* Begin STORED DATA *

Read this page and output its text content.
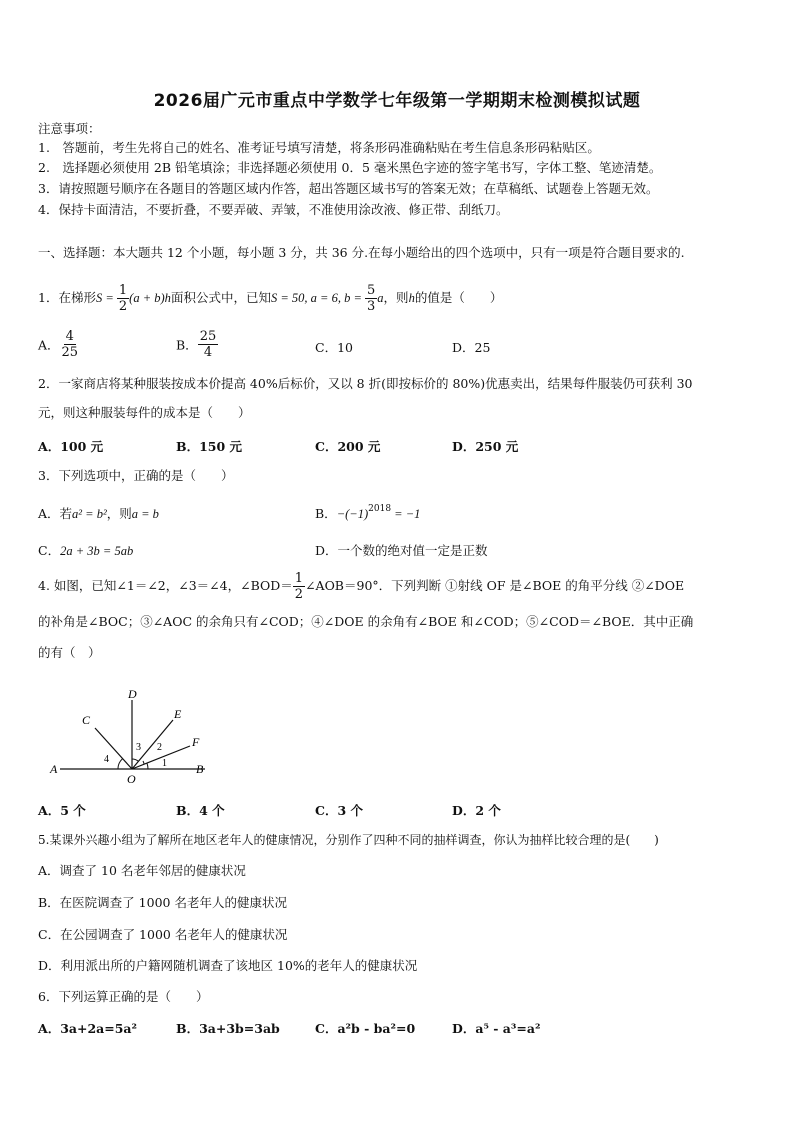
2026届广元市重点中学数学七年级第一学期期末检测模拟试题
注意事项：
1.　答题前，考生先将自己的姓名、准考证号填写清楚，将条形码准确粘贴在考生信息条形码粘贴区。
2.　选择题必须使用 2B 铅笔填涂；非选择题必须使用 0．5 毫米黑色字迹的签字笔书写，字体工整、笔迹清楚。
3．请按照题号顺序在各题目的答题区域内作答，超出答题区域书写的答案无效；在草稿纸、试题卷上答题无效。
4．保持卡面清洁，不要折叠，不要弄破、弄皱，不准使用涂改液、修正带、刮纸刀。
一、选择题：本大题共 12 个小题，每小题 3 分，共 36 分.在每小题给出的四个选项中，只有一项是符合题目要求的.
1．在梯形$S = \frac{1}{2} (a + b)h$面积公式中，已知S = 50, a = 6, $b = \frac{5}{3}$ a，则h的值是（　　）
A． $\frac{4}{25}$	B． $\frac{25}{4}$	C．10	D．25
2．一家商店将某种服装按成本价提高 40%后标价，又以 8 折(即按标价的 80%)优惠卖出，结果每件服装仍可获利 30
元，则这种服装每件的成本是（　　）
A．100 元	B．150 元	C．200 元	D．250 元
3．下列选项中，正确的是（　　）
A．若a² = b²，则a = b	B．$-(-1)^{2018} = -1$
C．2a + 3b = 5ab	D．一个数的绝对值一定是正数
4. 如图，已知∠1＝∠2，∠3＝∠4，∠BOD＝ $\frac{1}{2}$ ∠AOB＝90°．下列判断 ①射线 OF 是∠BOE 的角平分线 ②∠DOE
的补角是∠BOC；③∠AOC 的余角只有∠COD；④∠DOE 的余角有∠BOE 和∠COD；⑤∠COD＝∠BOE．其中正确
的有（　）
A	B
C
D
E
F
O
1
2
3
4
A．5 个	B．4 个	C．3 个	D．2 个
5.某课外兴趣小组为了解所在地区老年人的健康情况，分别作了四种不同的抽样调查，你认为抽样比较合理的是(　　)
A．调查了 10 名老年邻居的健康状况
B．在医院调查了 1000 名老年人的健康状况
C．在公园调查了 1000 名老年人的健康状况
D．利用派出所的户籍网随机调查了该地区 10%的老年人的健康状况
6．下列运算正确的是（　　）
A．3a+2a=5a²	B．3a+3b=3ab	C．a²b - ba²=0	D．a⁵ - a³=a²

* End STORED DATA *

= CHALLENGE =
Quote the material in full and exactly; do not carry over its pictures.

= OUTPUT FOR THIS TASK =
Read this page and output its text content.
2026届广元市重点中学数学七年级第一学期期末检测模拟试题
注意事项：
1.　答题前，考生先将自己的姓名、准考证号填写清楚，将条形码准确粘贴在考生信息条形码粘贴区。
2.　选择题必须使用 2B 铅笔填涂；非选择题必须使用 0．5 毫米黑色字迹的签字笔书写，字体工整、笔迹清楚。
3．请按照题号顺序在各题目的答题区域内作答，超出答题区域书写的答案无效；在草稿纸、试题卷上答题无效。
4．保持卡面清洁，不要折叠，不要弄破、弄皱，不准使用涂改液、修正带、刮纸刀。
一、选择题：本大题共 12 个小题，每小题 3 分，共 36 分.在每小题给出的四个选项中，只有一项是符合题目要求的.
1．在梯形$S = \frac{1}{2} (a + b)h$面积公式中，已知S = 50, a = 6, $b = \frac{5}{3}$ a，则h的值是（　　）
A． $\frac{4}{25}$	B． $\frac{25}{4}$	C．10	D．25
2．一家商店将某种服装按成本价提高 40%后标价，又以 8 折(即按标价的 80%)优惠卖出，结果每件服装仍可获利 30
元，则这种服装每件的成本是（　　）
A．100 元	B．150 元	C．200 元	D．250 元
3．下列选项中，正确的是（　　）
A．若a² = b²，则a = b	B．$-(-1)^{2018} = -1$
C．2a + 3b = 5ab	D．一个数的绝对值一定是正数
4. 如图，已知∠1＝∠2，∠3＝∠4，∠BOD＝ $\frac{1}{2}$ ∠AOB＝90°．下列判断 ①射线 OF 是∠BOE 的角平分线 ②∠DOE
的补角是∠BOC；③∠AOC 的余角只有∠COD；④∠DOE 的余角有∠BOE 和∠COD；⑤∠COD＝∠BOE．其中正确
的有（　）
A	B
C
D
E
F
O
1
2
3
4
A．5 个	B．4 个	C．3 个	D．2 个
5.某课外兴趣小组为了解所在地区老年人的健康情况，分别作了四种不同的抽样调查，你认为抽样比较合理的是(　　)
A．调查了 10 名老年邻居的健康状况
B．在医院调查了 1000 名老年人的健康状况
C．在公园调查了 1000 名老年人的健康状况
D．利用派出所的户籍网随机调查了该地区 10%的老年人的健康状况
6．下列运算正确的是（　　）
A．3a+2a=5a²	B．3a+3b=3ab	C．a²b - ba²=0	D．a⁵ - a³=a²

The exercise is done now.